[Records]
[start]

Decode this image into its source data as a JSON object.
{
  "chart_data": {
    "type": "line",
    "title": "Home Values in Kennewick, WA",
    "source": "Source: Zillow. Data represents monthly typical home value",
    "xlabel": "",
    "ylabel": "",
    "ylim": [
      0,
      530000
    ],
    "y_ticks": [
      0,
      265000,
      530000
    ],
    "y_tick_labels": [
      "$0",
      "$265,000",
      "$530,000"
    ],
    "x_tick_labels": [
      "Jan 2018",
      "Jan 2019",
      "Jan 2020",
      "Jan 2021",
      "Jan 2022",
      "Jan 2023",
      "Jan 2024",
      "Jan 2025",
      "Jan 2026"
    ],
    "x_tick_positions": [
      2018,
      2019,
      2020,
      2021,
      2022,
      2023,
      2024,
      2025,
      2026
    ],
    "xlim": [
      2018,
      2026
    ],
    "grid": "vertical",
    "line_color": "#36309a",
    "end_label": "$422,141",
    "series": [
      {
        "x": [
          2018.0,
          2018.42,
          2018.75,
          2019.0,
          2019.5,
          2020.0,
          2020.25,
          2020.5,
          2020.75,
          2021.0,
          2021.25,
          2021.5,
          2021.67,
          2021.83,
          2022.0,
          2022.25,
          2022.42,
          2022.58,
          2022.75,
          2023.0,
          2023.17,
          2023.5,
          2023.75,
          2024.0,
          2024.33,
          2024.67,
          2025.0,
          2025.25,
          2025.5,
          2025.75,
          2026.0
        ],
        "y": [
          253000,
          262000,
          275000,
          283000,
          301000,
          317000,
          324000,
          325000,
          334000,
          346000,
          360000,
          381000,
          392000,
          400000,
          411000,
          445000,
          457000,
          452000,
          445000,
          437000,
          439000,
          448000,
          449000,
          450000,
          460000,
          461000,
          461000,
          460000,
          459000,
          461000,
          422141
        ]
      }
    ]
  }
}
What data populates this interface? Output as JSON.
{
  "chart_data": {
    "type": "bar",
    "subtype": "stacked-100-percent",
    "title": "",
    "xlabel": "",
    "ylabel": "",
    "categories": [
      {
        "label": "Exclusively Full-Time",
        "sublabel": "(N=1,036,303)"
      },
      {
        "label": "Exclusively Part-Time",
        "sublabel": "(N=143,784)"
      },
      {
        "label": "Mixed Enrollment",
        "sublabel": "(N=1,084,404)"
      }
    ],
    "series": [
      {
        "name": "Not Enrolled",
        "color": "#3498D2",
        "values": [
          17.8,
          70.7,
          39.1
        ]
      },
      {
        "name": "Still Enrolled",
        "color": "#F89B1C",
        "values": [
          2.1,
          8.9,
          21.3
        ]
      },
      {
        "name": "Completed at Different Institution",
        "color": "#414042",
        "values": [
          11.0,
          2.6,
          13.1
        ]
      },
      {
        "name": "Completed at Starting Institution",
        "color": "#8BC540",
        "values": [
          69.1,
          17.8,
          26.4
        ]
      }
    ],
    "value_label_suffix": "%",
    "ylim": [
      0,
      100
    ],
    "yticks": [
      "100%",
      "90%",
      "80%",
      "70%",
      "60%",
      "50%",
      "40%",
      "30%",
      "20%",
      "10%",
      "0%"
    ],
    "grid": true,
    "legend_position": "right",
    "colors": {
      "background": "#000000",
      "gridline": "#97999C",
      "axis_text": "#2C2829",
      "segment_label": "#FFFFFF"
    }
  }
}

[end]

• [Aim]: Every entry should be printed again exactly as it stands.

• [Solution for this exercise]:
Decode this image into its source data as a JSON object.
{
  "chart_data": {
    "type": "line",
    "title": "Home Values in Kennewick, WA",
    "source": "Source: Zillow. Data represents monthly typical home value",
    "xlabel": "",
    "ylabel": "",
    "ylim": [
      0,
      530000
    ],
    "y_ticks": [
      0,
      265000,
      530000
    ],
    "y_tick_labels": [
      "$0",
      "$265,000",
      "$530,000"
    ],
    "x_tick_labels": [
      "Jan 2018",
      "Jan 2019",
      "Jan 2020",
      "Jan 2021",
      "Jan 2022",
      "Jan 2023",
      "Jan 2024",
      "Jan 2025",
      "Jan 2026"
    ],
    "x_tick_positions": [
      2018,
      2019,
      2020,
      2021,
      2022,
      2023,
      2024,
      2025,
      2026
    ],
    "xlim": [
      2018,
      2026
    ],
    "grid": "vertical",
    "line_color": "#36309a",
    "end_label": "$422,141",
    "series": [
      {
        "x": [
          2018.0,
          2018.42,
          2018.75,
          2019.0,
          2019.5,
          2020.0,
          2020.25,
          2020.5,
          2020.75,
          2021.0,
          2021.25,
          2021.5,
          2021.67,
          2021.83,
          2022.0,
          2022.25,
          2022.42,
          2022.58,
          2022.75,
          2023.0,
          2023.17,
          2023.5,
          2023.75,
          2024.0,
          2024.33,
          2024.67,
          2025.0,
          2025.25,
          2025.5,
          2025.75,
          2026.0
        ],
        "y": [
          253000,
          262000,
          275000,
          283000,
          301000,
          317000,
          324000,
          325000,
          334000,
          346000,
          360000,
          381000,
          392000,
          400000,
          411000,
          445000,
          457000,
          452000,
          445000,
          437000,
          439000,
          448000,
          449000,
          450000,
          460000,
          461000,
          461000,
          460000,
          459000,
          461000,
          422141
        ]
      }
    ]
  }
}
What data populates this interface? Output as JSON.
{
  "chart_data": {
    "type": "bar",
    "subtype": "stacked-100-percent",
    "title": "",
    "xlabel": "",
    "ylabel": "",
    "categories": [
      {
        "label": "Exclusively Full-Time",
        "sublabel": "(N=1,036,303)"
      },
      {
        "label": "Exclusively Part-Time",
        "sublabel": "(N=143,784)"
      },
      {
        "label": "Mixed Enrollment",
        "sublabel": "(N=1,084,404)"
      }
    ],
    "series": [
      {
        "name": "Not Enrolled",
        "color": "#3498D2",
        "values": [
          17.8,
          70.7,
          39.1
        ]
      },
      {
        "name": "Still Enrolled",
        "color": "#F89B1C",
        "values": [
          2.1,
          8.9,
          21.3
        ]
      },
      {
        "name": "Completed at Different Institution",
        "color": "#414042",
        "values": [
          11.0,
          2.6,
          13.1
        ]
      },
      {
        "name": "Completed at Starting Institution",
        "color": "#8BC540",
        "values": [
          69.1,
          17.8,
          26.4
        ]
      }
    ],
    "value_label_suffix": "%",
    "ylim": [
      0,
      100
    ],
    "yticks": [
      "100%",
      "90%",
      "80%",
      "70%",
      "60%",
      "50%",
      "40%",
      "30%",
      "20%",
      "10%",
      "0%"
    ],
    "grid": true,
    "legend_position": "right",
    "colors": {
      "background": "#000000",
      "gridline": "#97999C",
      "axis_text": "#2C2829",
      "segment_label": "#FFFFFF"
    }
  }
}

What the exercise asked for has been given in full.